→ **PROBLEM REQUIREMENTS**
Could you extract every entry below and reproduce it exactly?

┌─ RECORD LIST

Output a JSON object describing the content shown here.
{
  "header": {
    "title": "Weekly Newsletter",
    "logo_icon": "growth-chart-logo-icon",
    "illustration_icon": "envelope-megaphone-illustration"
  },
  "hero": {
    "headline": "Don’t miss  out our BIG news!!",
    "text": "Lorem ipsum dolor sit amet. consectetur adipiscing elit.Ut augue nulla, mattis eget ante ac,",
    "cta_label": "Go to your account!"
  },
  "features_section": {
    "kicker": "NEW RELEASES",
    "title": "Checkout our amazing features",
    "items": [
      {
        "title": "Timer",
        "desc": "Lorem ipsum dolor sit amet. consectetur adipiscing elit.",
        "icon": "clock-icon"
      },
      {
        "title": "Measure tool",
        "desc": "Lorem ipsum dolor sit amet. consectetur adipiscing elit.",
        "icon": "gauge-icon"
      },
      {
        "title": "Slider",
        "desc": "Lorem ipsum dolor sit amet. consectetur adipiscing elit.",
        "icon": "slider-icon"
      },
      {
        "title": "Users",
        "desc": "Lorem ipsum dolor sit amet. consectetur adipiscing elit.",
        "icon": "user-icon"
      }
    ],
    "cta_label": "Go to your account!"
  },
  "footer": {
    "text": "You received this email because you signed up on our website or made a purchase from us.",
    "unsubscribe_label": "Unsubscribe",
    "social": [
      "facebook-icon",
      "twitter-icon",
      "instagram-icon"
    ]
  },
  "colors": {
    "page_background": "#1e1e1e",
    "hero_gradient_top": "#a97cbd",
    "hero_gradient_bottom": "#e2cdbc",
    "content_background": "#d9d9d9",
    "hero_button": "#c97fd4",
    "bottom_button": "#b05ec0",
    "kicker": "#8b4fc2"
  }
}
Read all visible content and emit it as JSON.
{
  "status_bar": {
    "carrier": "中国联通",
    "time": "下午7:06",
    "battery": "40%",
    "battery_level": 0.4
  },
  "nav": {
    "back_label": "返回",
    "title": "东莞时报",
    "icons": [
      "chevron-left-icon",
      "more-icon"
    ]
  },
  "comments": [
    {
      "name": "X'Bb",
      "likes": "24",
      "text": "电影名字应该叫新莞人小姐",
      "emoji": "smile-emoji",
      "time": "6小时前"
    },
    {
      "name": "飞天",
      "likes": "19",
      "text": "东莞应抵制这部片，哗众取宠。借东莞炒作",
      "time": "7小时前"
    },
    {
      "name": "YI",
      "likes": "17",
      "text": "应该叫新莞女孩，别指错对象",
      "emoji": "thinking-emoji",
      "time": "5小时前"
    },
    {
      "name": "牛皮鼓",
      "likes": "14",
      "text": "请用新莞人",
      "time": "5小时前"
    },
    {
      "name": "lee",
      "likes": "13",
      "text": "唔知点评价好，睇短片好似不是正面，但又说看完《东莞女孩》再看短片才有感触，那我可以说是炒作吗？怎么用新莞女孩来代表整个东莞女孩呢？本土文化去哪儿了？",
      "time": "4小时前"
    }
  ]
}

└─

→ **THE ANSWER**
Output a JSON object describing the content shown here.
{
  "header": {
    "title": "Weekly Newsletter",
    "logo_icon": "growth-chart-logo-icon",
    "illustration_icon": "envelope-megaphone-illustration"
  },
  "hero": {
    "headline": "Don’t miss  out our BIG news!!",
    "text": "Lorem ipsum dolor sit amet. consectetur adipiscing elit.Ut augue nulla, mattis eget ante ac,",
    "cta_label": "Go to your account!"
  },
  "features_section": {
    "kicker": "NEW RELEASES",
    "title": "Checkout our amazing features",
    "items": [
      {
        "title": "Timer",
        "desc": "Lorem ipsum dolor sit amet. consectetur adipiscing elit.",
        "icon": "clock-icon"
      },
      {
        "title": "Measure tool",
        "desc": "Lorem ipsum dolor sit amet. consectetur adipiscing elit.",
        "icon": "gauge-icon"
      },
      {
        "title": "Slider",
        "desc": "Lorem ipsum dolor sit amet. consectetur adipiscing elit.",
        "icon": "slider-icon"
      },
      {
        "title": "Users",
        "desc": "Lorem ipsum dolor sit amet. consectetur adipiscing elit.",
        "icon": "user-icon"
      }
    ],
    "cta_label": "Go to your account!"
  },
  "footer": {
    "text": "You received this email because you signed up on our website or made a purchase from us.",
    "unsubscribe_label": "Unsubscribe",
    "social": [
      "facebook-icon",
      "twitter-icon",
      "instagram-icon"
    ]
  },
  "colors": {
    "page_background": "#1e1e1e",
    "hero_gradient_top": "#a97cbd",
    "hero_gradient_bottom": "#e2cdbc",
    "content_background": "#d9d9d9",
    "hero_button": "#c97fd4",
    "bottom_button": "#b05ec0",
    "kicker": "#8b4fc2"
  }
}
Read all visible content and emit it as JSON.
{
  "status_bar": {
    "carrier": "中国联通",
    "time": "下午7:06",
    "battery": "40%",
    "battery_level": 0.4
  },
  "nav": {
    "back_label": "返回",
    "title": "东莞时报",
    "icons": [
      "chevron-left-icon",
      "more-icon"
    ]
  },
  "comments": [
    {
      "name": "X'Bb",
      "likes": "24",
      "text": "电影名字应该叫新莞人小姐",
      "emoji": "smile-emoji",
      "time": "6小时前"
    },
    {
      "name": "飞天",
      "likes": "19",
      "text": "东莞应抵制这部片，哗众取宠。借东莞炒作",
      "time": "7小时前"
    },
    {
      "name": "YI",
      "likes": "17",
      "text": "应该叫新莞女孩，别指错对象",
      "emoji": "thinking-emoji",
      "time": "5小时前"
    },
    {
      "name": "牛皮鼓",
      "likes": "14",
      "text": "请用新莞人",
      "time": "5小时前"
    },
    {
      "name": "lee",
      "likes": "13",
      "text": "唔知点评价好，睇短片好似不是正面，但又说看完《东莞女孩》再看短片才有感触，那我可以说是炒作吗？怎么用新莞女孩来代表整个东莞女孩呢？本土文化去哪儿了？",
      "time": "4小时前"
    }
  ]
}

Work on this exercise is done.